### Set exercise
Copy each line that holds "JSON".
_ _ _ _ _ _ _
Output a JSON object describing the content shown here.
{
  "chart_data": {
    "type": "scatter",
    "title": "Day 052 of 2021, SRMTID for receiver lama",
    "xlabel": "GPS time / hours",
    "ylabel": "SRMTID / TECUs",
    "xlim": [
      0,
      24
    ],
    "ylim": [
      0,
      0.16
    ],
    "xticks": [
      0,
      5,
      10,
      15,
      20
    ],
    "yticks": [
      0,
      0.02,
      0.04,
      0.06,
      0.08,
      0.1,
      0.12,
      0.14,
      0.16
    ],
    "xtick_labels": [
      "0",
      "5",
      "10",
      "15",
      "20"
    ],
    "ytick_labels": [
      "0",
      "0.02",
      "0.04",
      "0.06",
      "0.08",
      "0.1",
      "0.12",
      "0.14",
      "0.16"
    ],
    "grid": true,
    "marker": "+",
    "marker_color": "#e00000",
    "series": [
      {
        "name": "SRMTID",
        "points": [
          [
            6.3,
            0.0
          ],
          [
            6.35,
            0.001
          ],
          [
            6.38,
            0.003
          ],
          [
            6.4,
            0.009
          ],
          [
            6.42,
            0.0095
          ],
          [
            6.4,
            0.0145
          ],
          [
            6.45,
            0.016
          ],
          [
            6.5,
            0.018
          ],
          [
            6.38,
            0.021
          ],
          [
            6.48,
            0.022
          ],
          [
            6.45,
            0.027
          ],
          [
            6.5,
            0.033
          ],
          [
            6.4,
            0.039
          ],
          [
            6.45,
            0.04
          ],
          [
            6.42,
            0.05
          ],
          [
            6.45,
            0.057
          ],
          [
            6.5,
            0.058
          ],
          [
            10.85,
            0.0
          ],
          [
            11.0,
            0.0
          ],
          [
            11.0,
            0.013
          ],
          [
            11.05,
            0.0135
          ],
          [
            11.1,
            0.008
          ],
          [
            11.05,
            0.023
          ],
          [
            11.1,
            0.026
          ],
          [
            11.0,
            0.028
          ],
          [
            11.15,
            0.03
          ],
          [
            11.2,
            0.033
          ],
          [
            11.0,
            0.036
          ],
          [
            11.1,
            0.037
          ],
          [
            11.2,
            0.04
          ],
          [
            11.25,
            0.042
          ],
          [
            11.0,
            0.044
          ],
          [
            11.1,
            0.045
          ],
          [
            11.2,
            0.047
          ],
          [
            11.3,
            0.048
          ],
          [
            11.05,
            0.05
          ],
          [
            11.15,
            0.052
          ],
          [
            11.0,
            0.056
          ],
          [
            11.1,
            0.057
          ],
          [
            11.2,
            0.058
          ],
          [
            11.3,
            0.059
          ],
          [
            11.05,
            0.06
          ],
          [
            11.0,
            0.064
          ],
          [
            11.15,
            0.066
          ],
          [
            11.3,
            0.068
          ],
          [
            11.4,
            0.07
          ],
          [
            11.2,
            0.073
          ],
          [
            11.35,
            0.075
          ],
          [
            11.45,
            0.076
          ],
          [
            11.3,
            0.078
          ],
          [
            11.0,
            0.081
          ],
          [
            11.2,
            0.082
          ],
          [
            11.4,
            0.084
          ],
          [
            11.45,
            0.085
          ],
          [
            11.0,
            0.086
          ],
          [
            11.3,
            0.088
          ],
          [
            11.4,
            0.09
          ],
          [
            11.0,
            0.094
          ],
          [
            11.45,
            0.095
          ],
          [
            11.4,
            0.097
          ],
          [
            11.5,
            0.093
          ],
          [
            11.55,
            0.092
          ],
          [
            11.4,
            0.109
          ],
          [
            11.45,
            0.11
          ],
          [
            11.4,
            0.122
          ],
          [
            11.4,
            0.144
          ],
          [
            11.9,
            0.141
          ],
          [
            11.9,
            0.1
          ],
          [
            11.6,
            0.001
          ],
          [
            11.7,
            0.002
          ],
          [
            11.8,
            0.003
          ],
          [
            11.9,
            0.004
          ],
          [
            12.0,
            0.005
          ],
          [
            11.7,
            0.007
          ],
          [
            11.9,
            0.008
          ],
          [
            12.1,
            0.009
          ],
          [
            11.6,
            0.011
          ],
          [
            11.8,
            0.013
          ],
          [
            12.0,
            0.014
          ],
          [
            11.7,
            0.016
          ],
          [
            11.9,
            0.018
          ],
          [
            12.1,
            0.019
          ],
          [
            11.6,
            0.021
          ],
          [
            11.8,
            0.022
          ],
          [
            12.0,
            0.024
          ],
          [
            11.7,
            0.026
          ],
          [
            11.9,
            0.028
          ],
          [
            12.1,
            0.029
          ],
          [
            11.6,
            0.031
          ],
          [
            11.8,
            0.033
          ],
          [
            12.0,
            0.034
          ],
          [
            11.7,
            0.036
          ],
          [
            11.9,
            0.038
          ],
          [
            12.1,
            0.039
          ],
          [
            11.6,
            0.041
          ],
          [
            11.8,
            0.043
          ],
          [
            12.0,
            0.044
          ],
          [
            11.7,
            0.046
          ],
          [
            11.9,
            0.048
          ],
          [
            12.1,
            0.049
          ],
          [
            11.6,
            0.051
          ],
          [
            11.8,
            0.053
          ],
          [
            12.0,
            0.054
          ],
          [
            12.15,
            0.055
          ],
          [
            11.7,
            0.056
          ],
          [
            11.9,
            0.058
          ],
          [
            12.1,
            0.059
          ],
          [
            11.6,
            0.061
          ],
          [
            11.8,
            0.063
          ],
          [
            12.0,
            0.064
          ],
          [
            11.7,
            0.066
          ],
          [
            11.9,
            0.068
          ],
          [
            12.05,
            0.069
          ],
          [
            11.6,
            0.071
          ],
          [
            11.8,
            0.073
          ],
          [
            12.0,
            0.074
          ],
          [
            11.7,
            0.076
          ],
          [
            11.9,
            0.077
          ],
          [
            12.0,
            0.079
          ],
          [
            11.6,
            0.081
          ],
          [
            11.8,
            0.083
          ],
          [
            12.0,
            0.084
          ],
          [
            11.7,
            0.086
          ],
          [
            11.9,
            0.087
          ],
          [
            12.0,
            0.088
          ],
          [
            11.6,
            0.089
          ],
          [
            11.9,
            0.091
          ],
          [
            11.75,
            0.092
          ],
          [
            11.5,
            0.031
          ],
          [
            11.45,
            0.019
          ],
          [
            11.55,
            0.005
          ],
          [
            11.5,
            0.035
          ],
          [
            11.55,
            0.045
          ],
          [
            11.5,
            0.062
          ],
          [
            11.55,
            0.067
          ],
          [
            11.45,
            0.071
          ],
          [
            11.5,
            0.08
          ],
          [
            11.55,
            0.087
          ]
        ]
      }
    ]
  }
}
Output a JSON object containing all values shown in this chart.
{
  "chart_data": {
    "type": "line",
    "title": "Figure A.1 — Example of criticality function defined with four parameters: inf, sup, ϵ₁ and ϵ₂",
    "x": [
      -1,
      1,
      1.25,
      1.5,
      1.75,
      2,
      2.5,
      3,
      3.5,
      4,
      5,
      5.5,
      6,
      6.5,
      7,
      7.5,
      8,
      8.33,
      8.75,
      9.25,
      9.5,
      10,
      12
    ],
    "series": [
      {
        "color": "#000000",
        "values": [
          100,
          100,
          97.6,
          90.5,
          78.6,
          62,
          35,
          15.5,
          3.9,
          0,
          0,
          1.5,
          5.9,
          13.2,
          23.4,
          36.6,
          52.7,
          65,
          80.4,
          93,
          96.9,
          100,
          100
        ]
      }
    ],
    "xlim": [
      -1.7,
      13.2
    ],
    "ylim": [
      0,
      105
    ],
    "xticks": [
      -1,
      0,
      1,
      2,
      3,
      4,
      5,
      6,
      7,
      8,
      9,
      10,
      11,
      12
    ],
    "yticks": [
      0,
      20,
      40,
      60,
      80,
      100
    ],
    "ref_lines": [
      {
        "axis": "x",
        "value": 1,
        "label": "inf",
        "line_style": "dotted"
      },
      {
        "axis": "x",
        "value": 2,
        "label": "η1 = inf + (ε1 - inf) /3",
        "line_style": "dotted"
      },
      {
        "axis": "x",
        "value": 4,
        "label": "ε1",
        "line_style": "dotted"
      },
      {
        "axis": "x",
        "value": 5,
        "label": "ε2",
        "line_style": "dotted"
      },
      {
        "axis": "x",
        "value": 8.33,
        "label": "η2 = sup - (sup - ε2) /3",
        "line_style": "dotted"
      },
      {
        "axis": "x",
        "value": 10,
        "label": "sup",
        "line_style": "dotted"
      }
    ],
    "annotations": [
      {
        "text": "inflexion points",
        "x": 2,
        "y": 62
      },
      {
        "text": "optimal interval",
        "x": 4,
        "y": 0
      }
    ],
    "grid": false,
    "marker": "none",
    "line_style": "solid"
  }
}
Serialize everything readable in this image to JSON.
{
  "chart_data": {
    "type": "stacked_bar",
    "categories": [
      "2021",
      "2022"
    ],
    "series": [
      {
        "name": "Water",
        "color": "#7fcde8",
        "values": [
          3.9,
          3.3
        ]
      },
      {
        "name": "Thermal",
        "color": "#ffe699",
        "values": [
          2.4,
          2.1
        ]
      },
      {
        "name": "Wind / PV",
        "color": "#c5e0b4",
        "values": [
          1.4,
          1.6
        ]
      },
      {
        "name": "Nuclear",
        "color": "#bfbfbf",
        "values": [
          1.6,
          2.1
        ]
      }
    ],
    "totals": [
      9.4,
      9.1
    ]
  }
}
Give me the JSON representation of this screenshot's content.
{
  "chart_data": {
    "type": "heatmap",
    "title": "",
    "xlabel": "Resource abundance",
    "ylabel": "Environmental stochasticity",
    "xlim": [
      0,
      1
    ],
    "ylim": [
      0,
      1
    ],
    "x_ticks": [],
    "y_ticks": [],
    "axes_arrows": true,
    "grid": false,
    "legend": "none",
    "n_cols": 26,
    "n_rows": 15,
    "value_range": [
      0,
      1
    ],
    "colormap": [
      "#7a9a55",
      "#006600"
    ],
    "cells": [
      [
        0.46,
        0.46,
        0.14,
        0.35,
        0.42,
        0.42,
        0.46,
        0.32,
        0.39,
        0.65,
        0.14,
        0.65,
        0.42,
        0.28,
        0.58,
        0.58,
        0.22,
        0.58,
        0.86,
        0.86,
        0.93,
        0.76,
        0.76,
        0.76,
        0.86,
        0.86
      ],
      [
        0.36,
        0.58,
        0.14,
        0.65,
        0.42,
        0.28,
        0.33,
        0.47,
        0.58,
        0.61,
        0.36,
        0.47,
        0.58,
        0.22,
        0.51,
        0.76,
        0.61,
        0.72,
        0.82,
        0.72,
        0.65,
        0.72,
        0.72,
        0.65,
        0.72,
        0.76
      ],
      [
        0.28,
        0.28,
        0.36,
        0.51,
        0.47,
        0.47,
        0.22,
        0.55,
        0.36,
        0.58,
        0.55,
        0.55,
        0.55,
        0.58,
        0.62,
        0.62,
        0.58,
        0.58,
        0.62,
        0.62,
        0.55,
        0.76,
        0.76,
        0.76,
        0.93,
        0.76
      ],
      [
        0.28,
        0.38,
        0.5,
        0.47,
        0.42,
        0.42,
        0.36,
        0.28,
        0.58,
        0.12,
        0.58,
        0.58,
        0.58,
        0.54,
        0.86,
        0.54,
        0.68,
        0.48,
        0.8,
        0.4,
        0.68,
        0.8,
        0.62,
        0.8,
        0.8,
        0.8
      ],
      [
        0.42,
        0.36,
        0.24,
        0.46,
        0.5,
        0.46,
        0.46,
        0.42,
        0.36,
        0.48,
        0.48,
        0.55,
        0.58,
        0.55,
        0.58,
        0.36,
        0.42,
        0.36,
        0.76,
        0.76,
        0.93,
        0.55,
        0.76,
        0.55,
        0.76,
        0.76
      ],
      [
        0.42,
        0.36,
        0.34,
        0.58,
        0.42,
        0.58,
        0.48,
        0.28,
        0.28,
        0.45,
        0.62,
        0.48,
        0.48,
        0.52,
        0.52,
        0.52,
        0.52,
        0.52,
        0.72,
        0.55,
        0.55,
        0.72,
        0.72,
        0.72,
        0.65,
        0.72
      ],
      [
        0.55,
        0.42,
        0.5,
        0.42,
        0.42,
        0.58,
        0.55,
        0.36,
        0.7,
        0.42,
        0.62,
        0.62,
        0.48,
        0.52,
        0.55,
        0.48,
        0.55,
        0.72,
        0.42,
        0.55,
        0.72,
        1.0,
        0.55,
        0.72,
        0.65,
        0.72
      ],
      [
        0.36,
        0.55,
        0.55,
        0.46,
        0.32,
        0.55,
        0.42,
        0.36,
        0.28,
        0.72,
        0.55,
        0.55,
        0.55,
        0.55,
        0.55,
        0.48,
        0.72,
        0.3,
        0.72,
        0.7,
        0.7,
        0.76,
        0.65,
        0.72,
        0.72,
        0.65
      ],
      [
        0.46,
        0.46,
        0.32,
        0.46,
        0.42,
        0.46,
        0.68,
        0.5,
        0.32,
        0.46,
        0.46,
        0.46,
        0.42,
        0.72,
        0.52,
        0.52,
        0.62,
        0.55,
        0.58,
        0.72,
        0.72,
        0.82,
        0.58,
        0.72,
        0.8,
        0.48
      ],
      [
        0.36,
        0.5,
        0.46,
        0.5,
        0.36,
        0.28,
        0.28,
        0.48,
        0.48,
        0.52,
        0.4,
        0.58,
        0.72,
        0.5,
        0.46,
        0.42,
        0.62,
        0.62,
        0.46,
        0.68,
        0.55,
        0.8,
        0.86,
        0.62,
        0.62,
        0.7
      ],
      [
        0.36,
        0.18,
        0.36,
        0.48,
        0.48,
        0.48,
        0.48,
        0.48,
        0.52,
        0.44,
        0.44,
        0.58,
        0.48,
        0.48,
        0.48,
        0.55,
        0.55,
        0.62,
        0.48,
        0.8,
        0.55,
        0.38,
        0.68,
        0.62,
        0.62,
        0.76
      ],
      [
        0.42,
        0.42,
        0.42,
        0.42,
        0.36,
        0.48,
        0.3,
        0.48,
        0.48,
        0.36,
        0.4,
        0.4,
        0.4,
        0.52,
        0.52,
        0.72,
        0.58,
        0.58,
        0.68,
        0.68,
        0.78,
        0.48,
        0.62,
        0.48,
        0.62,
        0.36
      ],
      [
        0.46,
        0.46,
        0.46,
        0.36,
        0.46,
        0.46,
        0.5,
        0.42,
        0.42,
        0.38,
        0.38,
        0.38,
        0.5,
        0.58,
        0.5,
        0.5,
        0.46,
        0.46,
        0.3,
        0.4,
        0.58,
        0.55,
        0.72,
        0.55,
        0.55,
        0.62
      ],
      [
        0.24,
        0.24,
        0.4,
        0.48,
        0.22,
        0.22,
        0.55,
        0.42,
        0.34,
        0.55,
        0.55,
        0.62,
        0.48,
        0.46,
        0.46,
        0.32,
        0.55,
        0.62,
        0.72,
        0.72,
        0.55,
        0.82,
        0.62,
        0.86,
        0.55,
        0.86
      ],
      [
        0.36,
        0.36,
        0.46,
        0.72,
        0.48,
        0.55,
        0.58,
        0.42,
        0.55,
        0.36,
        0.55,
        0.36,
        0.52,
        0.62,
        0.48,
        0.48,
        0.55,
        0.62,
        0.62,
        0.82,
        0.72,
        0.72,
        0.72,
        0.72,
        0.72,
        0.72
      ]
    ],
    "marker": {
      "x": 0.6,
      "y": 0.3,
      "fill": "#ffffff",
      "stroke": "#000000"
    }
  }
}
_ _ _ _ _ _ _
### Output of the exercise
Output a JSON object describing the content shown here.
Output a JSON object containing all values shown in this chart.
Serialize everything readable in this image to JSON.
Give me the JSON representation of this screenshot's content.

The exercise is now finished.